Output all lines exactly, with nothing added or dropped.

---------- Task input

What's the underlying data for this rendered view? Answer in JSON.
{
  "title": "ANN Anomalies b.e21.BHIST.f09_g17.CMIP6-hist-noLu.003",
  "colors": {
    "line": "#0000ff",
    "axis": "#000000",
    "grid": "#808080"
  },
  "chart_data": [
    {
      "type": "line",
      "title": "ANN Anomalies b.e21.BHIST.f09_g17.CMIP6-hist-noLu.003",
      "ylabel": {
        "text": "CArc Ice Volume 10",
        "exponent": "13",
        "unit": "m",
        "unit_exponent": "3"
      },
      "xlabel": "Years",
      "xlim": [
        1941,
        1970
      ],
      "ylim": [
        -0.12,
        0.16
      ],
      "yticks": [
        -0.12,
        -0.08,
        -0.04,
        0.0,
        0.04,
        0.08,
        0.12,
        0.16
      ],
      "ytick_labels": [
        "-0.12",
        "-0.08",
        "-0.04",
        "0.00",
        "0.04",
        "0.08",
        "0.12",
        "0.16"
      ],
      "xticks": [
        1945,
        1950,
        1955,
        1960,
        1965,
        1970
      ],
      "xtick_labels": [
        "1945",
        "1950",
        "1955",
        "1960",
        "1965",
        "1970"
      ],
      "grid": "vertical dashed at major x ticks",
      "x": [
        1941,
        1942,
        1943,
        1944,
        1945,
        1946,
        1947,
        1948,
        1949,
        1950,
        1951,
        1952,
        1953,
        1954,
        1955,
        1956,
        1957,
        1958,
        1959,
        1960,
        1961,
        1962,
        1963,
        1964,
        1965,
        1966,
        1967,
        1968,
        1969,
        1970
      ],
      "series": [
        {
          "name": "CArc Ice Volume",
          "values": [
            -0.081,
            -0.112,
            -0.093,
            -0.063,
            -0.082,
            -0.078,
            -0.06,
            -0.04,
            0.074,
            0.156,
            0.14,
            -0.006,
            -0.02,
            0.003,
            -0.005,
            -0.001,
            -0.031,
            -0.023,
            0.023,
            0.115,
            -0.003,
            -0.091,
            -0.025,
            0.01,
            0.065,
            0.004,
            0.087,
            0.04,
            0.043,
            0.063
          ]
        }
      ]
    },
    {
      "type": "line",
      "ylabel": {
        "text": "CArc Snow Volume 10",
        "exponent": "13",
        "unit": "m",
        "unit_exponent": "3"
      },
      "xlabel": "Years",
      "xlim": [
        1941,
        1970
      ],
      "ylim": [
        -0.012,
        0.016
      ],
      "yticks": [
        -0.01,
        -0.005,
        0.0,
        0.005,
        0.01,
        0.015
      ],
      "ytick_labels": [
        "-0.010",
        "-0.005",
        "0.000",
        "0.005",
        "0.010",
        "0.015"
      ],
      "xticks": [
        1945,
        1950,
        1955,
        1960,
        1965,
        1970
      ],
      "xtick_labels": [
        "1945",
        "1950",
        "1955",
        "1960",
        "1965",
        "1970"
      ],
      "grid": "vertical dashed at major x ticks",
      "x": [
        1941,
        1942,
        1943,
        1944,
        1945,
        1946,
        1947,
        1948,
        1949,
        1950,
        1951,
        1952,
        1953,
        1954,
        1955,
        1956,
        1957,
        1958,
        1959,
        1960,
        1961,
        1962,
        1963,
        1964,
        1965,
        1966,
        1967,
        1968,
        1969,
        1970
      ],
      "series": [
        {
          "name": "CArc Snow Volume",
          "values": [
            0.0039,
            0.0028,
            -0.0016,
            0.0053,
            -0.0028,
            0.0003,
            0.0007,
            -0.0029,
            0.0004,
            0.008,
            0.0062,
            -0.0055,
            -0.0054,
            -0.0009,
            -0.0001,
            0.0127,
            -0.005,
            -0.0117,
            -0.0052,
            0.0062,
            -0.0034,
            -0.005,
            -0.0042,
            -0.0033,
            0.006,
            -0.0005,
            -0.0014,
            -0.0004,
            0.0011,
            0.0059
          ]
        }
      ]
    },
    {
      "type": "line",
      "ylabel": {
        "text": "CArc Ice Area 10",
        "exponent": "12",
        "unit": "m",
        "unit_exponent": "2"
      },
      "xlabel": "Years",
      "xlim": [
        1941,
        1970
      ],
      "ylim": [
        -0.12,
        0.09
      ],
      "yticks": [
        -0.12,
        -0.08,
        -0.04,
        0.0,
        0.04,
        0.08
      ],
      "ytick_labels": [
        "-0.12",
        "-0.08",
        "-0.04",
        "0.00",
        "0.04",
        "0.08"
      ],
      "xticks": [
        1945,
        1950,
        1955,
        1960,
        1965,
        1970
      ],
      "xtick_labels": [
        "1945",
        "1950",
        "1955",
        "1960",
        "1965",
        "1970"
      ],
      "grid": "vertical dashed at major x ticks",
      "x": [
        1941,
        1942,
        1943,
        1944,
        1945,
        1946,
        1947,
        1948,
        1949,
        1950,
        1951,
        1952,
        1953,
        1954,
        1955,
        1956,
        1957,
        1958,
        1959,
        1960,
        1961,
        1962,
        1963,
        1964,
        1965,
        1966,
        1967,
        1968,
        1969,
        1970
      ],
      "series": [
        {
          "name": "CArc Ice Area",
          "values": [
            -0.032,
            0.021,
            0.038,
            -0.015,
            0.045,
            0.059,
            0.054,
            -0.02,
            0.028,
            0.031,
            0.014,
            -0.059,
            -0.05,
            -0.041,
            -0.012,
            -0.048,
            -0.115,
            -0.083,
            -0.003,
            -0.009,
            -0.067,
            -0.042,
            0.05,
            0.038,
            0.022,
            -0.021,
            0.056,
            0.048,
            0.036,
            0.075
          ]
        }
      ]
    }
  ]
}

--------------------

Expected output>
What's the underlying data for this rendered view? Answer in JSON.
{
  "title": "ANN Anomalies b.e21.BHIST.f09_g17.CMIP6-hist-noLu.003",
  "colors": {
    "line": "#0000ff",
    "axis": "#000000",
    "grid": "#808080"
  },
  "chart_data": [
    {
      "type": "line",
      "title": "ANN Anomalies b.e21.BHIST.f09_g17.CMIP6-hist-noLu.003",
      "ylabel": {
        "text": "CArc Ice Volume 10",
        "exponent": "13",
        "unit": "m",
        "unit_exponent": "3"
      },
      "xlabel": "Years",
      "xlim": [
        1941,
        1970
      ],
      "ylim": [
        -0.12,
        0.16
      ],
      "yticks": [
        -0.12,
        -0.08,
        -0.04,
        0.0,
        0.04,
        0.08,
        0.12,
        0.16
      ],
      "ytick_labels": [
        "-0.12",
        "-0.08",
        "-0.04",
        "0.00",
        "0.04",
        "0.08",
        "0.12",
        "0.16"
      ],
      "xticks": [
        1945,
        1950,
        1955,
        1960,
        1965,
        1970
      ],
      "xtick_labels": [
        "1945",
        "1950",
        "1955",
        "1960",
        "1965",
        "1970"
      ],
      "grid": "vertical dashed at major x ticks",
      "x": [
        1941,
        1942,
        1943,
        1944,
        1945,
        1946,
        1947,
        1948,
        1949,
        1950,
        1951,
        1952,
        1953,
        1954,
        1955,
        1956,
        1957,
        1958,
        1959,
        1960,
        1961,
        1962,
        1963,
        1964,
        1965,
        1966,
        1967,
        1968,
        1969,
        1970
      ],
      "series": [
        {
          "name": "CArc Ice Volume",
          "values": [
            -0.081,
            -0.112,
            -0.093,
            -0.063,
            -0.082,
            -0.078,
            -0.06,
            -0.04,
            0.074,
            0.156,
            0.14,
            -0.006,
            -0.02,
            0.003,
            -0.005,
            -0.001,
            -0.031,
            -0.023,
            0.023,
            0.115,
            -0.003,
            -0.091,
            -0.025,
            0.01,
            0.065,
            0.004,
            0.087,
            0.04,
            0.043,
            0.063
          ]
        }
      ]
    },
    {
      "type": "line",
      "ylabel": {
        "text": "CArc Snow Volume 10",
        "exponent": "13",
        "unit": "m",
        "unit_exponent": "3"
      },
      "xlabel": "Years",
      "xlim": [
        1941,
        1970
      ],
      "ylim": [
        -0.012,
        0.016
      ],
      "yticks": [
        -0.01,
        -0.005,
        0.0,
        0.005,
        0.01,
        0.015
      ],
      "ytick_labels": [
        "-0.010",
        "-0.005",
        "0.000",
        "0.005",
        "0.010",
        "0.015"
      ],
      "xticks": [
        1945,
        1950,
        1955,
        1960,
        1965,
        1970
      ],
      "xtick_labels": [
        "1945",
        "1950",
        "1955",
        "1960",
        "1965",
        "1970"
      ],
      "grid": "vertical dashed at major x ticks",
      "x": [
        1941,
        1942,
        1943,
        1944,
        1945,
        1946,
        1947,
        1948,
        1949,
        1950,
        1951,
        1952,
        1953,
        1954,
        1955,
        1956,
        1957,
        1958,
        1959,
        1960,
        1961,
        1962,
        1963,
        1964,
        1965,
        1966,
        1967,
        1968,
        1969,
        1970
      ],
      "series": [
        {
          "name": "CArc Snow Volume",
          "values": [
            0.0039,
            0.0028,
            -0.0016,
            0.0053,
            -0.0028,
            0.0003,
            0.0007,
            -0.0029,
            0.0004,
            0.008,
            0.0062,
            -0.0055,
            -0.0054,
            -0.0009,
            -0.0001,
            0.0127,
            -0.005,
            -0.0117,
            -0.0052,
            0.0062,
            -0.0034,
            -0.005,
            -0.0042,
            -0.0033,
            0.006,
            -0.0005,
            -0.0014,
            -0.0004,
            0.0011,
            0.0059
          ]
        }
      ]
    },
    {
      "type": "line",
      "ylabel": {
        "text": "CArc Ice Area 10",
        "exponent": "12",
        "unit": "m",
        "unit_exponent": "2"
      },
      "xlabel": "Years",
      "xlim": [
        1941,
        1970
      ],
      "ylim": [
        -0.12,
        0.09
      ],
      "yticks": [
        -0.12,
        -0.08,
        -0.04,
        0.0,
        0.04,
        0.08
      ],
      "ytick_labels": [
        "-0.12",
        "-0.08",
        "-0.04",
        "0.00",
        "0.04",
        "0.08"
      ],
      "xticks": [
        1945,
        1950,
        1955,
        1960,
        1965,
        1970
      ],
      "xtick_labels": [
        "1945",
        "1950",
        "1955",
        "1960",
        "1965",
        "1970"
      ],
      "grid": "vertical dashed at major x ticks",
      "x": [
        1941,
        1942,
        1943,
        1944,
        1945,
        1946,
        1947,
        1948,
        1949,
        1950,
        1951,
        1952,
        1953,
        1954,
        1955,
        1956,
        1957,
        1958,
        1959,
        1960,
        1961,
        1962,
        1963,
        1964,
        1965,
        1966,
        1967,
        1968,
        1969,
        1970
      ],
      "series": [
        {
          "name": "CArc Ice Area",
          "values": [
            -0.032,
            0.021,
            0.038,
            -0.015,
            0.045,
            0.059,
            0.054,
            -0.02,
            0.028,
            0.031,
            0.014,
            -0.059,
            -0.05,
            -0.041,
            -0.012,
            -0.048,
            -0.115,
            -0.083,
            -0.003,
            -0.009,
            -0.067,
            -0.042,
            0.05,
            0.038,
            0.022,
            -0.021,
            0.056,
            0.048,
            0.036,
            0.075
          ]
        }
      ]
    }
  ]
}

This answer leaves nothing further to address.